◆ **Problem requirements**
State how many lines of the data contain the word "Порядка", and write nothing besides the number.

━━━

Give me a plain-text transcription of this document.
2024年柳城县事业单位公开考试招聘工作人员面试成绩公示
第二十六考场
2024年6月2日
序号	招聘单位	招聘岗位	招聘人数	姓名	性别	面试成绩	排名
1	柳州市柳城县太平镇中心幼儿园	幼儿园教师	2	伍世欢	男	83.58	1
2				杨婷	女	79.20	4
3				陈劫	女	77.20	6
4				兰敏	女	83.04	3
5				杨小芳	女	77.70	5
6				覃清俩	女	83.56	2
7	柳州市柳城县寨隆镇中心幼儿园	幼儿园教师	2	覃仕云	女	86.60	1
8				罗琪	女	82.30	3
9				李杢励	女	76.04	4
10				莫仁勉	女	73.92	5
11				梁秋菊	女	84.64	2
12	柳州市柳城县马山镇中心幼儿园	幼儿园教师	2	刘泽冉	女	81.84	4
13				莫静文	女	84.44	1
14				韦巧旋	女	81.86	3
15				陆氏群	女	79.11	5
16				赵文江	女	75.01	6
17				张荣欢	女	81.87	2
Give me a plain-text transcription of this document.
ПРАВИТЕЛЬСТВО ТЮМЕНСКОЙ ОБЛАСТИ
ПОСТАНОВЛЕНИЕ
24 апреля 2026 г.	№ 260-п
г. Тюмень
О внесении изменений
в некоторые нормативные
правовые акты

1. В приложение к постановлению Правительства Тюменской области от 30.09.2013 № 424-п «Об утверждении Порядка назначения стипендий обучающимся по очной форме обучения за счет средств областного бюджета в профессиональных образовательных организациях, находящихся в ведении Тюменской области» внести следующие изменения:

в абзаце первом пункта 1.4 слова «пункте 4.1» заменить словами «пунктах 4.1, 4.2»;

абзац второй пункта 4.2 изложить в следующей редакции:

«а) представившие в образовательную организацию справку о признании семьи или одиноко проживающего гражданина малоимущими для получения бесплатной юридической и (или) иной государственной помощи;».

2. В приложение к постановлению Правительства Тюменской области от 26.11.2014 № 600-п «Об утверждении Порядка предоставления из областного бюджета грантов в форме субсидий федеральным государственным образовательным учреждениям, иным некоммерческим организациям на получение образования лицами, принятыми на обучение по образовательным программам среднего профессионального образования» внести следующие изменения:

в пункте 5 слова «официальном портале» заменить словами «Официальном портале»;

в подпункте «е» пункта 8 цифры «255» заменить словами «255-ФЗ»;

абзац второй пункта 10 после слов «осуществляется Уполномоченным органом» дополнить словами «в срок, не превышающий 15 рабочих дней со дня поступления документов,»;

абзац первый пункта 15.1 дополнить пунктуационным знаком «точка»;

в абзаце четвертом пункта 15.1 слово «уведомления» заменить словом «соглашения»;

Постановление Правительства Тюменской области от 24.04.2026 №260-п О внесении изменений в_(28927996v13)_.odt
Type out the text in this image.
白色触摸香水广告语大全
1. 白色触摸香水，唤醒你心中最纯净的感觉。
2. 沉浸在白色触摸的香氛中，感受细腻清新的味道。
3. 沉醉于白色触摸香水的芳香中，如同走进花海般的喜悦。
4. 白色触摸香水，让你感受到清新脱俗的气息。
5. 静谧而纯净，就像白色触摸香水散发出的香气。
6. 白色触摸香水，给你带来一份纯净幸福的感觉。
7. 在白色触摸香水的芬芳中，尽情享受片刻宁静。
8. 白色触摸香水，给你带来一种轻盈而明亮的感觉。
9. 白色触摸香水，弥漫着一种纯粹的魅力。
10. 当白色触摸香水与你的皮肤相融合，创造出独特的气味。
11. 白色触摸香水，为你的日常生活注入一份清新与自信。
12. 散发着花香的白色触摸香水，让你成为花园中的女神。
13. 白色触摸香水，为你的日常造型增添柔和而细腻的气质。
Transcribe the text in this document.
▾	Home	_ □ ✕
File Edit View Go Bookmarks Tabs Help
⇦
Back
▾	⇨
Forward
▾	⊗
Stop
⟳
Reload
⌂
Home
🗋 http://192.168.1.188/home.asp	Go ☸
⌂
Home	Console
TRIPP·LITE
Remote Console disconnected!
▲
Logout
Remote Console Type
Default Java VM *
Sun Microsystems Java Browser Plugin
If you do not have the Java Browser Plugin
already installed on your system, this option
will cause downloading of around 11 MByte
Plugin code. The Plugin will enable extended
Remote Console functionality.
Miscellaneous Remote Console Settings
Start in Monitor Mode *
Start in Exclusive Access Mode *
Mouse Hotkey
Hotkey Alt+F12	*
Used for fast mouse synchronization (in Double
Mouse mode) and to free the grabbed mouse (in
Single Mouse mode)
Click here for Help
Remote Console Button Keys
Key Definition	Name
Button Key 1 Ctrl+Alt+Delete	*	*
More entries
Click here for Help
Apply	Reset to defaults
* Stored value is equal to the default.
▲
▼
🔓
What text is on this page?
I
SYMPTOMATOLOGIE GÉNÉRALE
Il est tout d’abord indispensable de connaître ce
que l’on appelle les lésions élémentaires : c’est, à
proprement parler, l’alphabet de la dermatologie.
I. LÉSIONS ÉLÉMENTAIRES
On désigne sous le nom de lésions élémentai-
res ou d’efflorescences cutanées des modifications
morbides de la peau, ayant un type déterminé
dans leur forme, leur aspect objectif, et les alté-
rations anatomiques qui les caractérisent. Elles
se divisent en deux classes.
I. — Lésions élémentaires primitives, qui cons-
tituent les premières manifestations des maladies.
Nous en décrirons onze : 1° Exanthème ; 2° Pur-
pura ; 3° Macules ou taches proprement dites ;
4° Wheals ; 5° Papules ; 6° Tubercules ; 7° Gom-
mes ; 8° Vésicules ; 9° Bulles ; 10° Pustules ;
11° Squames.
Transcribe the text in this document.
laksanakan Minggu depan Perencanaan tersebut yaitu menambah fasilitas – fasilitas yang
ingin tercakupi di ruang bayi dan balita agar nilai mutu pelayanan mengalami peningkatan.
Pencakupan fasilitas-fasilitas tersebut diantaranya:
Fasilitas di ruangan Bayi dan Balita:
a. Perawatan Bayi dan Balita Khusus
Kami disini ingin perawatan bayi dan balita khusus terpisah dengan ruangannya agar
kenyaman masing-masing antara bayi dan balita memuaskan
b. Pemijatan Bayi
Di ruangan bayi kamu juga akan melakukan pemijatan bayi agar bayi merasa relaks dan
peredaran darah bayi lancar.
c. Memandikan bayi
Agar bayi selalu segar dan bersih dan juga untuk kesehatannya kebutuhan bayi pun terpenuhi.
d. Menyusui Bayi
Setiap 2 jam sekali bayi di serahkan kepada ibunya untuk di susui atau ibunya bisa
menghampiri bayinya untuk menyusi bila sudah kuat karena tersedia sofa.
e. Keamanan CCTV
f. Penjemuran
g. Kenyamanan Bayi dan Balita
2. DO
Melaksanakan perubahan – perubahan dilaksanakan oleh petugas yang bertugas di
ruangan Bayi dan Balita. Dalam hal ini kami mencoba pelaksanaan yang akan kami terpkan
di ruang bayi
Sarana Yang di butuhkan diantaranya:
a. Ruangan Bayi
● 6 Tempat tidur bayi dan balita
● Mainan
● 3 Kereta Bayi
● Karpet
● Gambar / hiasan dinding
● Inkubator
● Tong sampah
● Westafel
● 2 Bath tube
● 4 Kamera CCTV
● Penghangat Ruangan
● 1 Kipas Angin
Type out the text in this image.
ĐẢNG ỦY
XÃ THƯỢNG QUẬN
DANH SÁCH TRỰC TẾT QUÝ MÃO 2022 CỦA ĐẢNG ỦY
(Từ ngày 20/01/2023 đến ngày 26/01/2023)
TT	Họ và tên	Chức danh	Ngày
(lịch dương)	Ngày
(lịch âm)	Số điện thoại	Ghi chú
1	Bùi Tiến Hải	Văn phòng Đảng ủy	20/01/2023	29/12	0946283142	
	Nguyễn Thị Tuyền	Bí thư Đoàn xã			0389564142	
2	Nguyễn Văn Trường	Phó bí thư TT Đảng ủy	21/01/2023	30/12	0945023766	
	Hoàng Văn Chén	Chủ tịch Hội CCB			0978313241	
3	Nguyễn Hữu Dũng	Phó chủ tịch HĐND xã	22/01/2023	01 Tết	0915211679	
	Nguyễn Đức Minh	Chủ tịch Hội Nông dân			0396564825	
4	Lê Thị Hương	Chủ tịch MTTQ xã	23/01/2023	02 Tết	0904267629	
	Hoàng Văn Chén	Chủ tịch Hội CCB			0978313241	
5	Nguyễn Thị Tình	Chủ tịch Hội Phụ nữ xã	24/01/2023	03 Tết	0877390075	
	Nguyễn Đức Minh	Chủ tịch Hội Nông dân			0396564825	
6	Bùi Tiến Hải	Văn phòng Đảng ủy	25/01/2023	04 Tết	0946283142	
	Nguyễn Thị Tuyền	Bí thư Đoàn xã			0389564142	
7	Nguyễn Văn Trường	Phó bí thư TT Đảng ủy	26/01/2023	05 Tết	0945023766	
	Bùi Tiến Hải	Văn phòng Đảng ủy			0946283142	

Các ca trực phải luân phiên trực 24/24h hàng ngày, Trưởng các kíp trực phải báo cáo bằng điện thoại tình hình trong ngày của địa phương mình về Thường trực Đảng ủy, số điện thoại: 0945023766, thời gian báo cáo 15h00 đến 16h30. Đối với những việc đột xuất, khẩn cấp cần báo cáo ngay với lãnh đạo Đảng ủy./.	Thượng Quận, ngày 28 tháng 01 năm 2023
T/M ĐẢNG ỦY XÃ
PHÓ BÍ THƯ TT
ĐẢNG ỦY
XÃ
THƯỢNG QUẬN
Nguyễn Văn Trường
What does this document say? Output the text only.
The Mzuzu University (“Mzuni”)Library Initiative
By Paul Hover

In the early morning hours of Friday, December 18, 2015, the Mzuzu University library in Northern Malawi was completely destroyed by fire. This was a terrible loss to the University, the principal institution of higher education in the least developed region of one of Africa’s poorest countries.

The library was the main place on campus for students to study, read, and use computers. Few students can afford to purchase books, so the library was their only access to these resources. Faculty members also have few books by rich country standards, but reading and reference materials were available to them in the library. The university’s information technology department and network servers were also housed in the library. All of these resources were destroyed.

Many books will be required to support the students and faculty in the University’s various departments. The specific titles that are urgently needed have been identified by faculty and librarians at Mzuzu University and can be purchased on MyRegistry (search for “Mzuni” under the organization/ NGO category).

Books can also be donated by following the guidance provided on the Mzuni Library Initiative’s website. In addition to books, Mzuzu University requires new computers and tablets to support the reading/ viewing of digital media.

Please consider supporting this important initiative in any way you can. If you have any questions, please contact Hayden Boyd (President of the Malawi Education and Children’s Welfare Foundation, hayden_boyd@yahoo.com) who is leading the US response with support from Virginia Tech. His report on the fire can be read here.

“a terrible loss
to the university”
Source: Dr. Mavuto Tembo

━━━

◆ **Result below**
2